### Exercise description
Reproduce the passage from the 2018 Supercars championship review word for word, from "Their battle raged" to "Newcastle last November.".

After more than 2,000 laps and nearly 7,000km of racing across 16 events and spanning 267 calendar days, we have a 2018 Virgin Australia Supercars Champion.
Scott McLaughlin was crowned in Newcastle last weekend, the Shell V-Power Racing driver taking his maiden title.
He emerged on top from a fierce fight with fellow Kiwi Shane van Gisbergen, from the Red Bull Holden Racing Team.
Their battle raged through the second half of the season, after van Gisbergen regrouped from an up-and-down start – compared to McLaughlin at least.
Both drivers spent time atop the standings in the closing months, and after the Saturday race of the Pukekohe event were split by just two points.
McLaughlin’s final margin of 71 points belies how closely-matched they were.
But where was the championship won? Supercars.com picks out the 10 key moments.
McLaughlin’s Newcastle nightmare
There’s no way to talk about 2018 without first looking at what happened in Newcastle last November.
McLaughlin’s agonising defeat in the 2017 championship to Jamie Whincup clearly stung.
The Ford driver even said on the eve of the 2018 decider that he still hadn’t watched that Sunday race, in which he incurred three penalties and lost the fight.
What McLaughlin did do, crucially, was learn from his experience. Race drivers continue to mature anyway and it’s easy to overlook that he was just 24 at the time.
Similarly, the team and driver sharpened their procedures – including key details like radio communication – entering their second campaign.
Behind the scenes, and unsaid until it was all run and won, McLaughlin also started working with high-performance mind coach Emma Murray on his own approach.
Van Gisbergen’s flying start
|After Race 2|
|McLaughlin: 5th, 207 points||van Gisbergen: 1st, 300 points|
When van Gisbergen rocked up to Adelaide in 2017 as the defending champion and won both races, the odds on back-to-back crowns shortened.
A title bid never really got going, but like McLaughlin lessons were taken from that 2017; namely that van Gisbergen and Triple Eight could ill afford a similar number of mistakes.
With Holden’s new ZB Commodore, van Gisbergen opened his 2018 account with a perfect score of two race wins, two ARMOR ALL Poles and 300 points.
His Sunday victory was aided by race leader Whincup suffering a gearbox failure, it should be noted.

### Given data
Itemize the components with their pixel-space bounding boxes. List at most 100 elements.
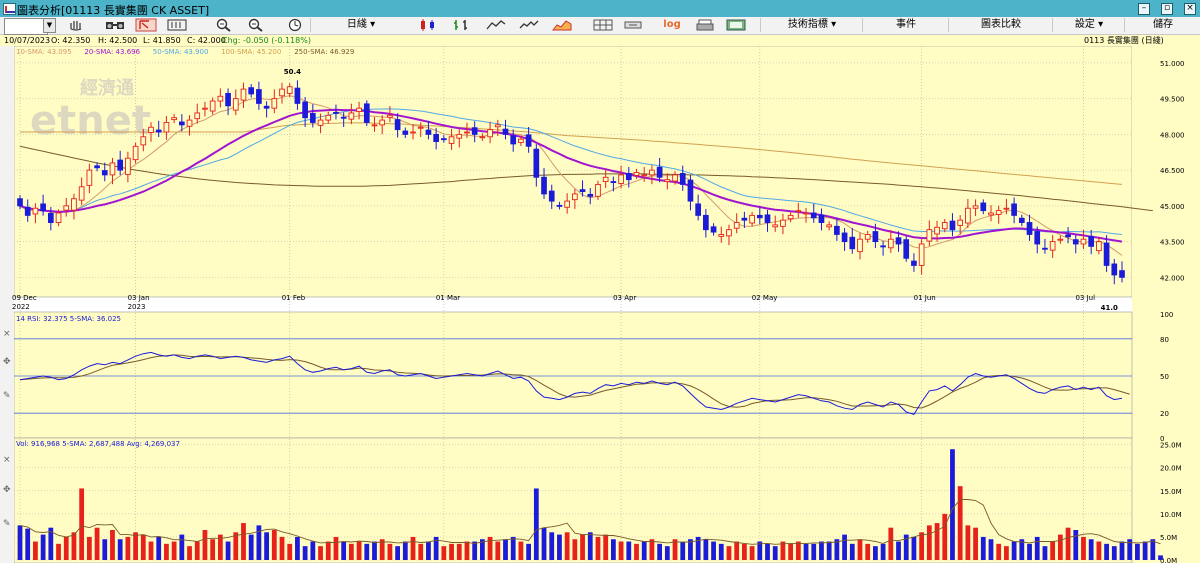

### Result for this task
Their battle raged through the second half of the season, after van Gisbergen regrouped from an up-and-down start – compared to McLaughlin at least.
Both drivers spent time atop the standings in the closing months, and after the Saturday race of the Pukekohe event were split by just two points.
McLaughlin’s final margin of 71 points belies how closely-matched they were.
But where was the championship won? Supercars.com picks out the 10 key moments.
McLaughlin’s Newcastle nightmare
There’s no way to talk about 2018 without first looking at what happened in Newcastle last November.